[Stored entries]
** Begin **

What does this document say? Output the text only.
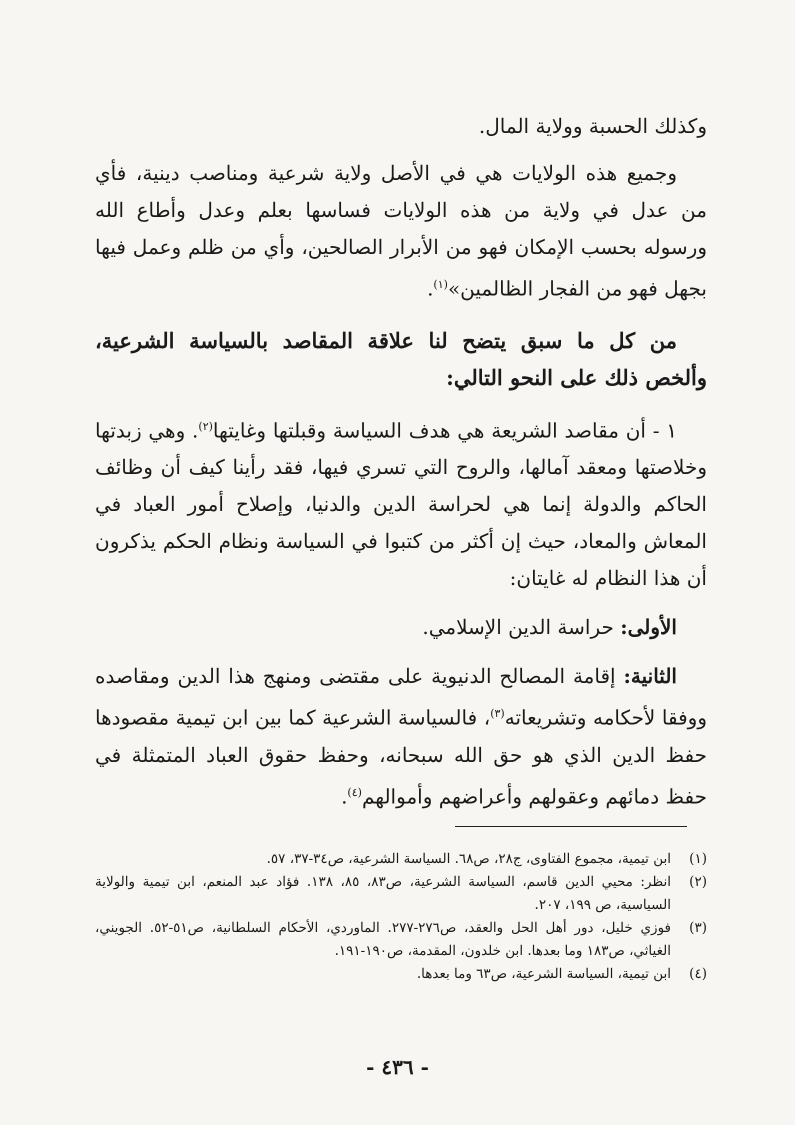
وكذلك الحسبة وولاية المال.

وجميع هذه الولايات هي في الأصل ولاية شرعية ومناصب دينية، فأي من عدل في ولاية من هذه الولايات فساسها بعلم وعدل وأطاع الله ورسوله بحسب الإمكان فهو من الأبرار الصالحين، وأي من ظلم وعمل فيها بجهل فهو من الفجار الظالمين»$^{(١)}$.

من كل ما سبق يتضح لنا علاقة المقاصد بالسياسة الشرعية، وألخص ذلك على النحو التالي:

١ - أن مقاصد الشريعة هي هدف السياسة وقبلتها وغايتها$^{(٢)}$. وهي زبدتها وخلاصتها ومعقد آمالها، والروح التي تسري فيها، فقد رأينا كيف أن وظائف الحاكم والدولة إنما هي لحراسة الدين والدنيا، وإصلاح أمور العباد في المعاش والمعاد، حيث إن أكثر من كتبوا في السياسة ونظام الحكم يذكرون أن هذا النظام له غايتان:

الأولى: حراسة الدين الإسلامي.

الثانية: إقامة المصالح الدنيوية على مقتضى ومنهج هذا الدين ومقاصده ووفقا لأحكامه وتشريعاته$^{(٣)}$، فالسياسة الشرعية كما بين ابن تيمية مقصودها حفظ الدين الذي هو حق الله سبحانه، وحفظ حقوق العباد المتمثلة في حفظ دمائهم وعقولهم وأعراضهم وأموالهم$^{(٤)}$.

(١)
ابن تيمية، مجموع الفتاوى، ج٢٨، ص٦٨. السياسة الشرعية، ص٣٤-٣٧، ٥٧.
(٢)
انظر: محيي الدين قاسم، السياسة الشرعية، ص٨٣، ٨٥، ١٣٨. فؤاد عبد المنعم، ابن تيمية والولاية السياسية، ص ١٩٩، ٢٠٧.
(٣)
فوزي خليل، دور أهل الحل والعقد، ص٢٧٦-٢٧٧. الماوردي، الأحكام السلطانية، ص٥١-٥٢. الجويني، الغياثي، ص١٨٣ وما بعدها. ابن خلدون، المقدمة، ص١٩٠-١٩١.
(٤)
ابن تيمية، السياسة الشرعية، ص٦٣ وما بعدها.
- ٤٣٦ -
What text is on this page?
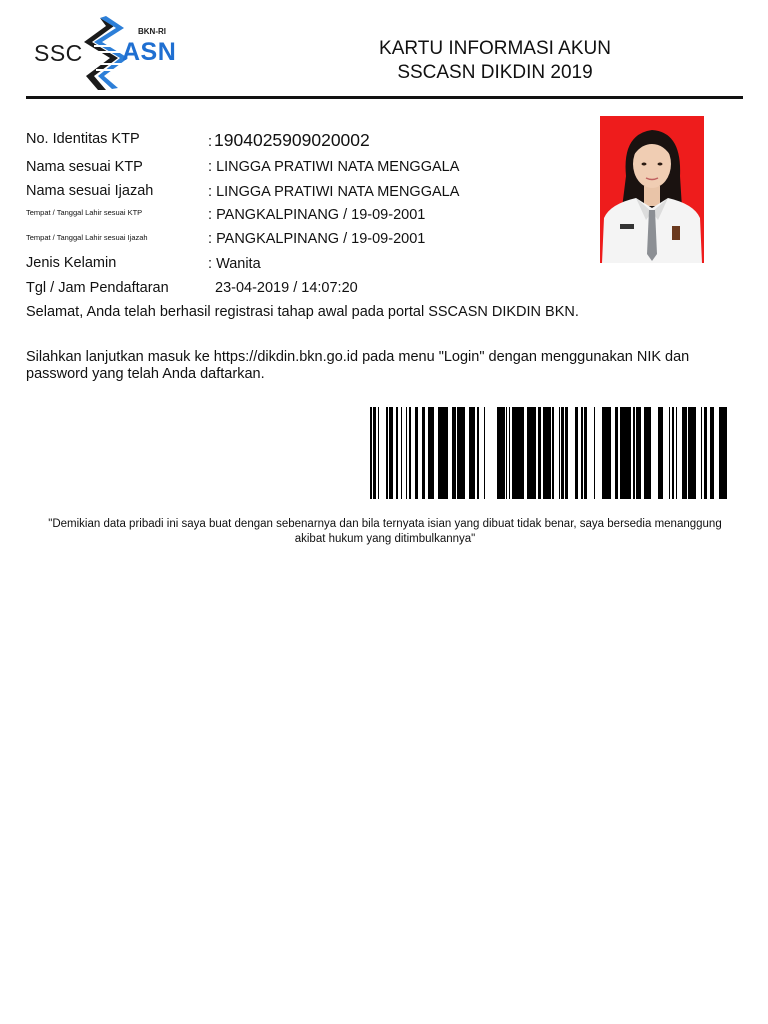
SSC
BKN-RI
ASN	KARTU INFORMASI AKUN
SSCASN DIKDIN 2019
No. Identitas KTP	: 1904025909020002
Nama sesuai KTP	: LINGGA PRATIWI NATA MENGGALA
Nama sesuai Ijazah	: LINGGA PRATIWI NATA MENGGALA
Tempat / Tanggal Lahir sesuai KTP	: PANGKALPINANG / 19-09-2001
Tempat / Tanggal Lahir sesuai Ijazah	: PANGKALPINANG / 19-09-2001
Jenis Kelamin	: Wanita
Tgl / Jam Pendaftaran	23-04-2019 / 14:07:20
Selamat, Anda telah berhasil registrasi tahap awal pada portal SSCASN DIKDIN BKN.
Silahkan lanjutkan masuk ke https://dikdin.bkn.go.id pada menu "Login" dengan menggunakan NIK dan password yang telah Anda daftarkan.
"Demikian data pribadi ini saya buat dengan sebenarnya dan bila ternyata isian yang dibuat tidak benar, saya bersedia menanggung akibat hukum yang ditimbulkannya"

** End **

Exercise: Please write out all the data again word for word, but not the pictures.

Answer to the task:
What does this document say? Output the text only.
وكذلك الحسبة وولاية المال.

وجميع هذه الولايات هي في الأصل ولاية شرعية ومناصب دينية، فأي من عدل في ولاية من هذه الولايات فساسها بعلم وعدل وأطاع الله ورسوله بحسب الإمكان فهو من الأبرار الصالحين، وأي من ظلم وعمل فيها بجهل فهو من الفجار الظالمين»$^{(١)}$.

من كل ما سبق يتضح لنا علاقة المقاصد بالسياسة الشرعية، وألخص ذلك على النحو التالي:

١ - أن مقاصد الشريعة هي هدف السياسة وقبلتها وغايتها$^{(٢)}$. وهي زبدتها وخلاصتها ومعقد آمالها، والروح التي تسري فيها، فقد رأينا كيف أن وظائف الحاكم والدولة إنما هي لحراسة الدين والدنيا، وإصلاح أمور العباد في المعاش والمعاد، حيث إن أكثر من كتبوا في السياسة ونظام الحكم يذكرون أن هذا النظام له غايتان:

الأولى: حراسة الدين الإسلامي.

الثانية: إقامة المصالح الدنيوية على مقتضى ومنهج هذا الدين ومقاصده ووفقا لأحكامه وتشريعاته$^{(٣)}$، فالسياسة الشرعية كما بين ابن تيمية مقصودها حفظ الدين الذي هو حق الله سبحانه، وحفظ حقوق العباد المتمثلة في حفظ دمائهم وعقولهم وأعراضهم وأموالهم$^{(٤)}$.

(١)
ابن تيمية، مجموع الفتاوى، ج٢٨، ص٦٨. السياسة الشرعية، ص٣٤-٣٧، ٥٧.
(٢)
انظر: محيي الدين قاسم، السياسة الشرعية، ص٨٣، ٨٥، ١٣٨. فؤاد عبد المنعم، ابن تيمية والولاية السياسية، ص ١٩٩، ٢٠٧.
(٣)
فوزي خليل، دور أهل الحل والعقد، ص٢٧٦-٢٧٧. الماوردي، الأحكام السلطانية، ص٥١-٥٢. الجويني، الغياثي، ص١٨٣ وما بعدها. ابن خلدون، المقدمة، ص١٩٠-١٩١.
(٤)
ابن تيمية، السياسة الشرعية، ص٦٣ وما بعدها.
- ٤٣٦ -
What text is on this page?
SSC
BKN-RI
ASN	KARTU INFORMASI AKUN
SSCASN DIKDIN 2019
No. Identitas KTP	: 1904025909020002
Nama sesuai KTP	: LINGGA PRATIWI NATA MENGGALA
Nama sesuai Ijazah	: LINGGA PRATIWI NATA MENGGALA
Tempat / Tanggal Lahir sesuai KTP	: PANGKALPINANG / 19-09-2001
Tempat / Tanggal Lahir sesuai Ijazah	: PANGKALPINANG / 19-09-2001
Jenis Kelamin	: Wanita
Tgl / Jam Pendaftaran	23-04-2019 / 14:07:20
Selamat, Anda telah berhasil registrasi tahap awal pada portal SSCASN DIKDIN BKN.
Silahkan lanjutkan masuk ke https://dikdin.bkn.go.id pada menu "Login" dengan menggunakan NIK dan password yang telah Anda daftarkan.
"Demikian data pribadi ini saya buat dengan sebenarnya dan bila ternyata isian yang dibuat tidak benar, saya bersedia menanggung akibat hukum yang ditimbulkannya"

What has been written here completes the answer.